### [WORK TO DO]
Please pull out every line that includes the string "name".

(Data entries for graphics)
>> START

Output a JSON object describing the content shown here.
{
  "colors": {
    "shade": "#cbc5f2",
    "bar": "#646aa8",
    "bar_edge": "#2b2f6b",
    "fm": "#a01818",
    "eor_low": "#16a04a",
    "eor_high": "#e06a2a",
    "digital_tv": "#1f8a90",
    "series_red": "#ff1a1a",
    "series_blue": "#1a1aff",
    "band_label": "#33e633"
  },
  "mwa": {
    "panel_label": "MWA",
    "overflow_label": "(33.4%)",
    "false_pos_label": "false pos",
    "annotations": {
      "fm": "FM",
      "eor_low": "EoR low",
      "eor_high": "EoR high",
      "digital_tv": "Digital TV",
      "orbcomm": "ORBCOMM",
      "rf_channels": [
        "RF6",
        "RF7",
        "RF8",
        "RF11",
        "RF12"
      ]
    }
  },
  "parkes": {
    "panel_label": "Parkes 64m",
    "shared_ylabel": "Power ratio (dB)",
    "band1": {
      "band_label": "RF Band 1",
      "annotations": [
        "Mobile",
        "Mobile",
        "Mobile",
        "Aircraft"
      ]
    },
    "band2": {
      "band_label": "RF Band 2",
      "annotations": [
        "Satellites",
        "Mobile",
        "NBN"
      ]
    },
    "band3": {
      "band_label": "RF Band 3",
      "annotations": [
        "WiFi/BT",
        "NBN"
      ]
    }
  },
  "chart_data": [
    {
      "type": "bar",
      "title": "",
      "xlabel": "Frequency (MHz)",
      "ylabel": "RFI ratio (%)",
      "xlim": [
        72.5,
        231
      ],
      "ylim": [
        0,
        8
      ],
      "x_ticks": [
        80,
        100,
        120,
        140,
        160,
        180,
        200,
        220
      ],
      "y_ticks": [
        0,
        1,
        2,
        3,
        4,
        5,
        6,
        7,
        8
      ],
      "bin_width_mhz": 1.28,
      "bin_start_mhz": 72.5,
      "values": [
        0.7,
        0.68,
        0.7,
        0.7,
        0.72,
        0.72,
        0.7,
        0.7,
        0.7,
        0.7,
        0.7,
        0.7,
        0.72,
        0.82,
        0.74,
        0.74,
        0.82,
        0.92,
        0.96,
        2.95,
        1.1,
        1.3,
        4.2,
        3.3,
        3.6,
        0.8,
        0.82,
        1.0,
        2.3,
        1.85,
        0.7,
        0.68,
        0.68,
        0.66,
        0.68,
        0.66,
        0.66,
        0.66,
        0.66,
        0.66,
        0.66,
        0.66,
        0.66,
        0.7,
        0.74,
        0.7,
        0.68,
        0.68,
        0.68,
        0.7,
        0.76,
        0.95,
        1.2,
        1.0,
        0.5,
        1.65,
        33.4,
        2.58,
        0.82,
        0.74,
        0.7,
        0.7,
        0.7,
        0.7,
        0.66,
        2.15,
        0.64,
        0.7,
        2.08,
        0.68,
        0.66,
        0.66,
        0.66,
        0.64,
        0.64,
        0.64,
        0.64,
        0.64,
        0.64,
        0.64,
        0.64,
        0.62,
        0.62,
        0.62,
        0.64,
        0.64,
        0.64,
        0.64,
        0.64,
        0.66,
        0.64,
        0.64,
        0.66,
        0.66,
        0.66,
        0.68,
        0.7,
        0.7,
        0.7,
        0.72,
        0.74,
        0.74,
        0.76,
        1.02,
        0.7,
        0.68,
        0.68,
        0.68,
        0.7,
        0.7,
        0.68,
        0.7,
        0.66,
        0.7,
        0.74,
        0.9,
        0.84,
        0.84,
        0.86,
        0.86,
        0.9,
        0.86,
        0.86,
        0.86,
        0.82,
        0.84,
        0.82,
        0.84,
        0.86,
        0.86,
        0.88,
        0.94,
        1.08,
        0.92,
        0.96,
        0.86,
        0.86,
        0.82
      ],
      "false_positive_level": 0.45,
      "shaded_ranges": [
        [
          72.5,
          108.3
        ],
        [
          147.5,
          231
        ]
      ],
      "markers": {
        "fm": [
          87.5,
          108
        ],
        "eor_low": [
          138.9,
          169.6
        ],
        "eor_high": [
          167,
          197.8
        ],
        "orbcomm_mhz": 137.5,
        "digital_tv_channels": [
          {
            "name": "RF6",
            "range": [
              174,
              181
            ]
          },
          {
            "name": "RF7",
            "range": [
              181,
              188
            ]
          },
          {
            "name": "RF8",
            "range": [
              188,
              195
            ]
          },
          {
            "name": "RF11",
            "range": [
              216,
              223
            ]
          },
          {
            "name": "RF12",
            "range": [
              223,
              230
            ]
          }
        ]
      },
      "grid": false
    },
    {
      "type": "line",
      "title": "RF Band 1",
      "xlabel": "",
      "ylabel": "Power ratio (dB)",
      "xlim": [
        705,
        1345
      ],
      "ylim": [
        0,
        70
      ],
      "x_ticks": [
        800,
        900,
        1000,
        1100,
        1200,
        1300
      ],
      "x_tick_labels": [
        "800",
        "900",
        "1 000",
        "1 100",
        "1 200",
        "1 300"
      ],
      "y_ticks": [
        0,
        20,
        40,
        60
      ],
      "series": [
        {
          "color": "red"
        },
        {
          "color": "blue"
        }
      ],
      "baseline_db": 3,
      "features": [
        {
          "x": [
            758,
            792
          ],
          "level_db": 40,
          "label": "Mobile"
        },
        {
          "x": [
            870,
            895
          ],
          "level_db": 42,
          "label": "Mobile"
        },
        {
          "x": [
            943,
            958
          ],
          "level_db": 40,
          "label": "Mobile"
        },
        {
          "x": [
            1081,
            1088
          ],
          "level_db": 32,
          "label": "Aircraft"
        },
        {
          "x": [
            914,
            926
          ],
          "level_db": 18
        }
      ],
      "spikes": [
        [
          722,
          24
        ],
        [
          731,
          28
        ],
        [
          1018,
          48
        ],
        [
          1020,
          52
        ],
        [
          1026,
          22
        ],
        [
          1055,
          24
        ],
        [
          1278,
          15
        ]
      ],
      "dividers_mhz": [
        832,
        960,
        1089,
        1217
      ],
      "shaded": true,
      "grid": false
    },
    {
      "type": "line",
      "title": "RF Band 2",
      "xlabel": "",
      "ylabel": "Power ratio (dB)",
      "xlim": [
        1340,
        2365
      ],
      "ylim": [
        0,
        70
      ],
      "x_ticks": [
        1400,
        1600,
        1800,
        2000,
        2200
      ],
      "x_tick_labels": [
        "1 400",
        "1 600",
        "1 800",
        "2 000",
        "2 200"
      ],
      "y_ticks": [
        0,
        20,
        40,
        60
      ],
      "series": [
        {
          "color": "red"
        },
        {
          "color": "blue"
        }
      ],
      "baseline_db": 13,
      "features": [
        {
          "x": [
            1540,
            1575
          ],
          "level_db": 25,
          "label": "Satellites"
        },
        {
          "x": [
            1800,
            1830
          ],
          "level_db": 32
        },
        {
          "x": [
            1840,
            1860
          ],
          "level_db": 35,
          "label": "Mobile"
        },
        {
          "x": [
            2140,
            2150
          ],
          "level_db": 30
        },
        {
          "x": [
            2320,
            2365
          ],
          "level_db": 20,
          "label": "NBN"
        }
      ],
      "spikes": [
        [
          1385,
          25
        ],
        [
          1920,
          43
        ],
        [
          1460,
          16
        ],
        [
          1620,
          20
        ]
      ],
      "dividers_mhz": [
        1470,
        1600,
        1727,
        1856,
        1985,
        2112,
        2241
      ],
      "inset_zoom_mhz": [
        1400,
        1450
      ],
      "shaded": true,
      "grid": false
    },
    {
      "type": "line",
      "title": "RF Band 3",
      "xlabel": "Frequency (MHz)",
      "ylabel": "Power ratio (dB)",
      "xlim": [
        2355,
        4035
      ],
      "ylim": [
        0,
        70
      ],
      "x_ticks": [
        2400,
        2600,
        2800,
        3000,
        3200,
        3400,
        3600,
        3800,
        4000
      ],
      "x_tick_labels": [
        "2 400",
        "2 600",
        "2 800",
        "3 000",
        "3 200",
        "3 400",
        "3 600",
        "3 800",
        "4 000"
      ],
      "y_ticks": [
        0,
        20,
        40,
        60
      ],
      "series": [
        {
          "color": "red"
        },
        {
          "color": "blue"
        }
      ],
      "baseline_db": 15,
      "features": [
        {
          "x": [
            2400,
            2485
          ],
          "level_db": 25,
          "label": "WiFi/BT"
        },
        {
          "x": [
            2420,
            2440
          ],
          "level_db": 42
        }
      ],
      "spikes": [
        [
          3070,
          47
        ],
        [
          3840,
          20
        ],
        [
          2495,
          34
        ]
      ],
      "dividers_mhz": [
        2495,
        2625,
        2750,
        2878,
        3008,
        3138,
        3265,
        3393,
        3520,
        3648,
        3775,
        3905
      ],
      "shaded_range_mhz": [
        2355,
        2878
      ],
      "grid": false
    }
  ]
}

>> END

### [EXERCISE RESPONSE]
            "name": "RF6",
            "name": "RF7",
            "name": "RF8",
            "name": "RF11",
            "name": "RF12",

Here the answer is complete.